Exercise prompt ->
In the entries that follow, find the word "unto" and report each line it is on.
────────────────────
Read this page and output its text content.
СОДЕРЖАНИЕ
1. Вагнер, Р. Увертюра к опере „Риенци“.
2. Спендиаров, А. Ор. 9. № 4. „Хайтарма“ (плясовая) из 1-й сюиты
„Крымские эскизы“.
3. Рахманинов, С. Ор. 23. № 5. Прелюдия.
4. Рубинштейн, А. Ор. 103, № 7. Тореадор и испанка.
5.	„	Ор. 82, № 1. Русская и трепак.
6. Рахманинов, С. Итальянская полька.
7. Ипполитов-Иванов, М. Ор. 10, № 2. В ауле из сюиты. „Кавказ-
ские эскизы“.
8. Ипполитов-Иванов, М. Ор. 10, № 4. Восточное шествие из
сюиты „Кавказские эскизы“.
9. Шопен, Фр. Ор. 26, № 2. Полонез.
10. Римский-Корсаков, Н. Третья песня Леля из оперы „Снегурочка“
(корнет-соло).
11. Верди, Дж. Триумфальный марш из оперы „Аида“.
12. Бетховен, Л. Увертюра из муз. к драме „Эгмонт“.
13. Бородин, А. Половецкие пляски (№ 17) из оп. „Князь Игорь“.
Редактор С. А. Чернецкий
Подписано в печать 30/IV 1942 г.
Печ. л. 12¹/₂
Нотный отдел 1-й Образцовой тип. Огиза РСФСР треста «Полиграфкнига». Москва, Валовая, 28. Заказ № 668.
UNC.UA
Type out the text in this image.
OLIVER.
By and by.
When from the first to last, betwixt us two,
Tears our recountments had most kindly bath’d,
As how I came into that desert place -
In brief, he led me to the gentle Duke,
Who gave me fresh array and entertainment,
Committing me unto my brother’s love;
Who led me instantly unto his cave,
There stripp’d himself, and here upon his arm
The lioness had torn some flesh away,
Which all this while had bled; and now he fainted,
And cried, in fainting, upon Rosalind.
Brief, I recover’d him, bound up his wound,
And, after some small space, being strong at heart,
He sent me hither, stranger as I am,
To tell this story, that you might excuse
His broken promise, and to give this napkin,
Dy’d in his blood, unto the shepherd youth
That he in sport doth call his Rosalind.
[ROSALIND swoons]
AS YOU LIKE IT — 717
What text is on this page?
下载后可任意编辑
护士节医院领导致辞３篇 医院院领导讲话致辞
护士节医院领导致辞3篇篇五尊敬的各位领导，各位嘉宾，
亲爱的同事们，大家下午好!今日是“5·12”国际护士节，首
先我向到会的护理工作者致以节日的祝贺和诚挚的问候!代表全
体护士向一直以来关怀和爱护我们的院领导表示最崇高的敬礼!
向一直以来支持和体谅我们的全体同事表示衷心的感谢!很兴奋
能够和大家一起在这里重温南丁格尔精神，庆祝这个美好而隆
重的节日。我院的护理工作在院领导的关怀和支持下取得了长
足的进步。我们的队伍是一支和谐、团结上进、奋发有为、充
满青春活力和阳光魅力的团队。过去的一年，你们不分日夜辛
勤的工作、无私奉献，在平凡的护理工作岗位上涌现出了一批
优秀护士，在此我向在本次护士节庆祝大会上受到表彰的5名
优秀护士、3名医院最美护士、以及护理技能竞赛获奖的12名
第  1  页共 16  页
────────────────────
Response to this task ->
Committing me unto my brother’s love;
Who led me instantly unto his cave,
Dy’d in his blood, unto the shepherd youth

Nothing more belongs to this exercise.